> **Work to be completed**
Track down each line that has the word "this" and copy it.
***** Supplied material
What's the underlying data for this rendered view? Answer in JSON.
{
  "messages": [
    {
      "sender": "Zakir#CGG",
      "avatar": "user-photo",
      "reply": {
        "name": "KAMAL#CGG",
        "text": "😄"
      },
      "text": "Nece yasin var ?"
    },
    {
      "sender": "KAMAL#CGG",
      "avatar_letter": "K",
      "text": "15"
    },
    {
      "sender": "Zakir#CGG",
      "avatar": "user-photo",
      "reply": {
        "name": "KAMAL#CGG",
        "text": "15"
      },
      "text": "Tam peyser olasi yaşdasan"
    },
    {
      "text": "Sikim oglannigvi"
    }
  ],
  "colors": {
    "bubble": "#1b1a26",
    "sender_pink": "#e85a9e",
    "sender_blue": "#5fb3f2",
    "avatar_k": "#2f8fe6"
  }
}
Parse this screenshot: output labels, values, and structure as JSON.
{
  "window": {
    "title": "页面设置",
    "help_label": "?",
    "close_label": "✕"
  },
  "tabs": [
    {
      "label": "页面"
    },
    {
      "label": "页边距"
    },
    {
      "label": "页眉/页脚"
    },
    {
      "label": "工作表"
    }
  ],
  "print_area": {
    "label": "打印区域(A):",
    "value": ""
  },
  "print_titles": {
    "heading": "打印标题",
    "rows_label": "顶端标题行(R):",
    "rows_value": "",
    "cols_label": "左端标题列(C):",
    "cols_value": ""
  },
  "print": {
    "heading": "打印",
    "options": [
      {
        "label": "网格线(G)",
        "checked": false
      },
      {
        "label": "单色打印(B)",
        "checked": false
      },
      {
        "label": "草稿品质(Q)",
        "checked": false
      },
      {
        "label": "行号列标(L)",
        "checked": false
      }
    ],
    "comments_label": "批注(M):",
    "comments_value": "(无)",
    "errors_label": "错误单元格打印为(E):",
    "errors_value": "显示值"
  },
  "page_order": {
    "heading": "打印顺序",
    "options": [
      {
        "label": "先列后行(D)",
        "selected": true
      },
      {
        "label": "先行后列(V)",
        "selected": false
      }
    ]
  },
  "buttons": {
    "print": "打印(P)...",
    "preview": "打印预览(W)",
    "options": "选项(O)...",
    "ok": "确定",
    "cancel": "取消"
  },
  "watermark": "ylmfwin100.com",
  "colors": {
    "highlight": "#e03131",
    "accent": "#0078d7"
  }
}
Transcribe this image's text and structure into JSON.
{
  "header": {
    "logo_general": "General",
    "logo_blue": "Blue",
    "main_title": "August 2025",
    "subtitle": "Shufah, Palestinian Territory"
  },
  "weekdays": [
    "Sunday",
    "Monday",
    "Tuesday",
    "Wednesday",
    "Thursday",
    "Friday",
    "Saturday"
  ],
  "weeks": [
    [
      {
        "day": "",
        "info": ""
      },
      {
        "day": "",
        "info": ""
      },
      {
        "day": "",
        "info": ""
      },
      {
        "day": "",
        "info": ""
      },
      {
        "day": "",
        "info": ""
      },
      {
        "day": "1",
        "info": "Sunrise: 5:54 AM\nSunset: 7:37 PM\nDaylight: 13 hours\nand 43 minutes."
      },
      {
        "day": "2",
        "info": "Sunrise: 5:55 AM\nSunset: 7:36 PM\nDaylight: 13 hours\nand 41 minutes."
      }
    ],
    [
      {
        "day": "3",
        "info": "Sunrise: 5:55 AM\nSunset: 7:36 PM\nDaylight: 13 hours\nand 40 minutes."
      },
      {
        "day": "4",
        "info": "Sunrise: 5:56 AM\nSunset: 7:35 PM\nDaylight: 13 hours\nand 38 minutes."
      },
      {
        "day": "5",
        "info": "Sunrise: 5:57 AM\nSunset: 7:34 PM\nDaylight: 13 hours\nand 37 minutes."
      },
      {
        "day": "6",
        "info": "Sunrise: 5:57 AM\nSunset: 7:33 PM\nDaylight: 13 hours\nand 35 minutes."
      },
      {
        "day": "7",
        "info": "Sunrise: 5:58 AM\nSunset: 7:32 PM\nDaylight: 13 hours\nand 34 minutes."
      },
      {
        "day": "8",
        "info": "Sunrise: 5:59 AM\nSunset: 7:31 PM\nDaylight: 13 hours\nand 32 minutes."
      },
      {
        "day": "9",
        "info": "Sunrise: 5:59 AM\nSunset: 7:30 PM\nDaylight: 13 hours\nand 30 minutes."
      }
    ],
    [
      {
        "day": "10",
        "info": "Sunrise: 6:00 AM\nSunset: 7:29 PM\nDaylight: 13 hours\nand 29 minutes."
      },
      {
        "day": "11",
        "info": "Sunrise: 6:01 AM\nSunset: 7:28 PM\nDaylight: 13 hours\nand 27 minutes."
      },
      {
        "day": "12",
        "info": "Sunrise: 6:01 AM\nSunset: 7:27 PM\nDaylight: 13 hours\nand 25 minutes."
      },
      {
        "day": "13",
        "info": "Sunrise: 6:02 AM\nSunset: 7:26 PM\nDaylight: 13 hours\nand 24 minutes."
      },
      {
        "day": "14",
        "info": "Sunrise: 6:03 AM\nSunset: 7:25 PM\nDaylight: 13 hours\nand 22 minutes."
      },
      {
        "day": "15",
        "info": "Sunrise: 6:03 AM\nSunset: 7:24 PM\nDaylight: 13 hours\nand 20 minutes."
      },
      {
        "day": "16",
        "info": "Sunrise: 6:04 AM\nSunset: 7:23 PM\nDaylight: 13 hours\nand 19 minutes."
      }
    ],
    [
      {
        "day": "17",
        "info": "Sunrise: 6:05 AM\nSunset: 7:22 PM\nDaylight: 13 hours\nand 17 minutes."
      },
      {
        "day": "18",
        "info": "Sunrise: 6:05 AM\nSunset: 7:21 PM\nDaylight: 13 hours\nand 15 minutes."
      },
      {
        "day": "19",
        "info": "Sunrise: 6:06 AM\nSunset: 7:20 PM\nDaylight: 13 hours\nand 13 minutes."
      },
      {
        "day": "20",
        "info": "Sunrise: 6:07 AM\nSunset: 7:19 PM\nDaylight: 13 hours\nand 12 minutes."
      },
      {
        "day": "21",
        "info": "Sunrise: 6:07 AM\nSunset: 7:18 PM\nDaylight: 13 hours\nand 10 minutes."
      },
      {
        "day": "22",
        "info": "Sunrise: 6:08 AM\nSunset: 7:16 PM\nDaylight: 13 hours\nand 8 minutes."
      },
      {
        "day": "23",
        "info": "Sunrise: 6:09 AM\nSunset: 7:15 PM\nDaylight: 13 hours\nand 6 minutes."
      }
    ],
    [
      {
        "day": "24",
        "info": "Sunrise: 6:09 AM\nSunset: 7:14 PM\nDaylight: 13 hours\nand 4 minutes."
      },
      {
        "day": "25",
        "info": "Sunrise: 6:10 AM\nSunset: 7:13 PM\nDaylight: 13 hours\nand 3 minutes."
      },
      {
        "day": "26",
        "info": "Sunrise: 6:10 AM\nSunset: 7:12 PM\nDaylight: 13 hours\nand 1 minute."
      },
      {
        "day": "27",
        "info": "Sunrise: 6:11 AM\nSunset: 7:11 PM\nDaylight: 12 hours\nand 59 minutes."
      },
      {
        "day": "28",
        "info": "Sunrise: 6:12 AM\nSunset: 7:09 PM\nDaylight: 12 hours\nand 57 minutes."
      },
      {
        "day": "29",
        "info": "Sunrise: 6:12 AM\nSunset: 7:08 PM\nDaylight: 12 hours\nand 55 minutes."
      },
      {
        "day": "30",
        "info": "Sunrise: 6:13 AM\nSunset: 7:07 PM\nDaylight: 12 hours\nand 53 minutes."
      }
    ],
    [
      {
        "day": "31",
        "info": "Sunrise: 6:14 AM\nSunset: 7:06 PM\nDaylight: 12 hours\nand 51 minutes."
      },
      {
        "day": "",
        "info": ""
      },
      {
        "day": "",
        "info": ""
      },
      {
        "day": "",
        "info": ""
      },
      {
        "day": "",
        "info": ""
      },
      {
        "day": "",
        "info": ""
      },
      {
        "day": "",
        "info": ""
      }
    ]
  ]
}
**********
> **Solution below**
What's the underlying data for this rendered view? Answer in JSON.
Parse this screenshot: output labels, values, and structure as JSON.
Transcribe this image's text and structure into JSON.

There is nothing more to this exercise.